▶ **SOURCE MATERIAL**
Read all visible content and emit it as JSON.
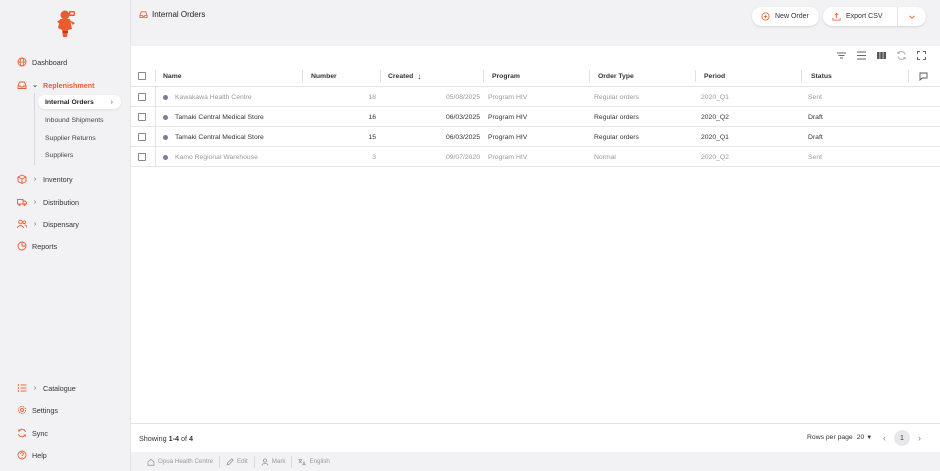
{
  "sidebar": {
    "items": [
      {
        "label": "Dashboard",
        "icon": "globe-icon"
      },
      {
        "label": "Replenishment",
        "icon": "inbox-icon",
        "expanded": true
      },
      {
        "label": "Inventory",
        "icon": "box-icon"
      },
      {
        "label": "Distribution",
        "icon": "truck-icon"
      },
      {
        "label": "Dispensary",
        "icon": "people-icon"
      },
      {
        "label": "Reports",
        "icon": "pie-chart-icon"
      }
    ],
    "subitems": [
      "Internal Orders",
      "Inbound Shipments",
      "Supplier Returns",
      "Suppliers"
    ],
    "bottom": [
      {
        "label": "Catalogue",
        "icon": "list-icon"
      },
      {
        "label": "Settings",
        "icon": "gear-icon"
      },
      {
        "label": "Sync",
        "icon": "sync-icon"
      },
      {
        "label": "Help",
        "icon": "help-icon"
      }
    ]
  },
  "header": {
    "title": "Internal Orders",
    "new_order_label": "New Order",
    "export_label": "Export CSV"
  },
  "table": {
    "columns": [
      "Name",
      "Number",
      "Created",
      "Program",
      "Order Type",
      "Period",
      "Status"
    ],
    "rows": [
      {
        "name": "Kawakawa Health Centre",
        "number": "18",
        "created": "05/08/2025",
        "program": "Program HIV",
        "order_type": "Regular orders",
        "period": "2020_Q1",
        "status": "Sent"
      },
      {
        "name": "Tamaki Central Medical Store",
        "number": "16",
        "created": "06/03/2025",
        "program": "Program HIV",
        "order_type": "Regular orders",
        "period": "2020_Q2",
        "status": "Draft"
      },
      {
        "name": "Tamaki Central Medical Store",
        "number": "15",
        "created": "06/03/2025",
        "program": "Program HIV",
        "order_type": "Regular orders",
        "period": "2020_Q1",
        "status": "Draft"
      },
      {
        "name": "Kamo Regional Warehouse",
        "number": "3",
        "created": "09/07/2020",
        "program": "Program HIV",
        "order_type": "Normal",
        "period": "2020_Q2",
        "status": "Sent"
      }
    ]
  },
  "footer": {
    "showing_prefix": "Showing",
    "range": "1-4",
    "of": "of",
    "total": "4",
    "rows_per_page_label": "Rows per page",
    "rows_per_page_value": "20",
    "current_page": "1"
  },
  "statusbar": {
    "store": "Opua Health Centre",
    "edit": "Edit",
    "user": "Mark",
    "language": "English"
  },
  "colors": {
    "accent": "#e95c30",
    "dot": "#7d7a97",
    "sidebar_bg": "#f2f2f5"
  }
}
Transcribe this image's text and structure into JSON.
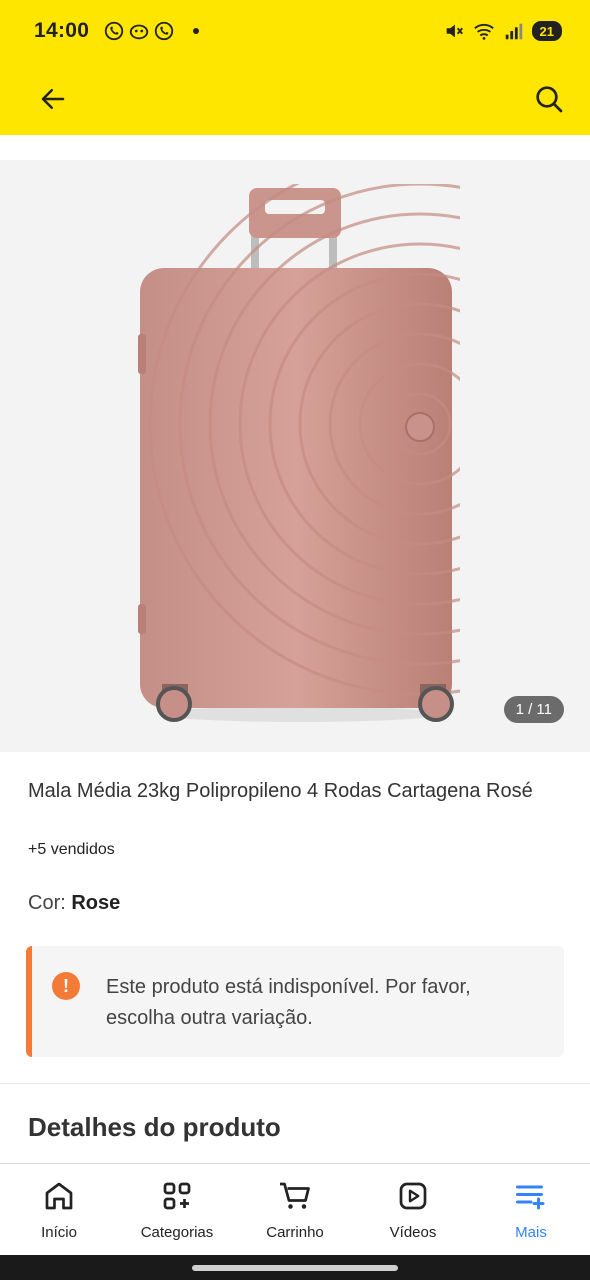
{
  "status_bar": {
    "time": "14:00",
    "battery": "21"
  },
  "gallery": {
    "counter": "1 / 11"
  },
  "product": {
    "title": "Mala Média 23kg Polipropileno 4 Rodas Cartagena Rosé",
    "sold": "+5 vendidos",
    "color_label": "Cor:",
    "color_value": "Rose"
  },
  "alert": {
    "icon": "!",
    "text": "Este produto está indisponível. Por favor, escolha outra variação."
  },
  "section": {
    "details_title": "Detalhes do produto"
  },
  "nav": {
    "items": [
      {
        "label": "Início",
        "icon": "home-icon"
      },
      {
        "label": "Categorias",
        "icon": "categories-icon"
      },
      {
        "label": "Carrinho",
        "icon": "cart-icon"
      },
      {
        "label": "Vídeos",
        "icon": "video-icon"
      },
      {
        "label": "Mais",
        "icon": "more-icon"
      }
    ]
  },
  "colors": {
    "header": "#FFE600",
    "accent": "#3483FA",
    "warning": "#F37B37"
  }
}
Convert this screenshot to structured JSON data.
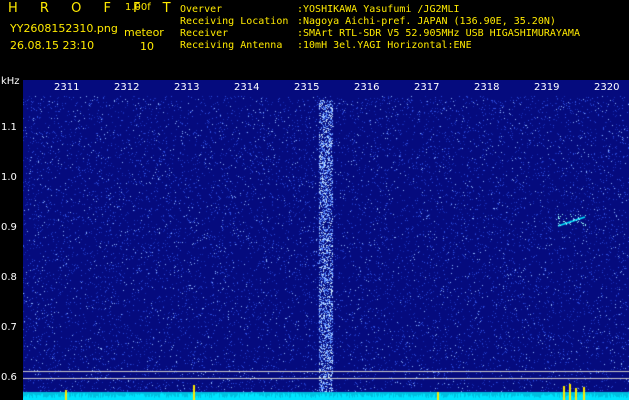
{
  "header": {
    "app_title": "H R O F F T",
    "version": "1.00f",
    "file_name": "YY2608152310.png",
    "datetime": "26.08.15 23:10",
    "meteor_label": "meteor",
    "meteor_count": "10"
  },
  "info": [
    {
      "key": "Overver",
      "value": ":YOSHIKAWA Yasufumi /JG2MLI"
    },
    {
      "key": "Receiving Location",
      "value": ":Nagoya Aichi-pref. JAPAN (136.90E, 35.20N)"
    },
    {
      "key": "Receiver",
      "value": ":SMArt RTL-SDR V5 52.905MHz USB HIGASHIMURAYAMA"
    },
    {
      "key": "Receiving Antenna",
      "value": ":10mH 3el.YAGI Horizontal:ENE"
    }
  ],
  "axis": {
    "unit": "kHz",
    "y_ticks": [
      "1.1",
      "1.0",
      "0.9",
      "0.8",
      "0.7",
      "0.6"
    ],
    "x_ticks": [
      "2311",
      "2312",
      "2313",
      "2314",
      "2315",
      "2316",
      "2317",
      "2318",
      "2319",
      "2320"
    ]
  },
  "colors": {
    "header_text": "#ffea00",
    "background": "#050b7e",
    "signal": "#00e5ff",
    "axis_text": "#ffffff"
  }
}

▶ **EXERCISE AIM**
Make a copy of each line that contains the string "Internal".

▶ **WRITTEN ANSWER**
      "Internal Orders",
    "title": "Internal Orders",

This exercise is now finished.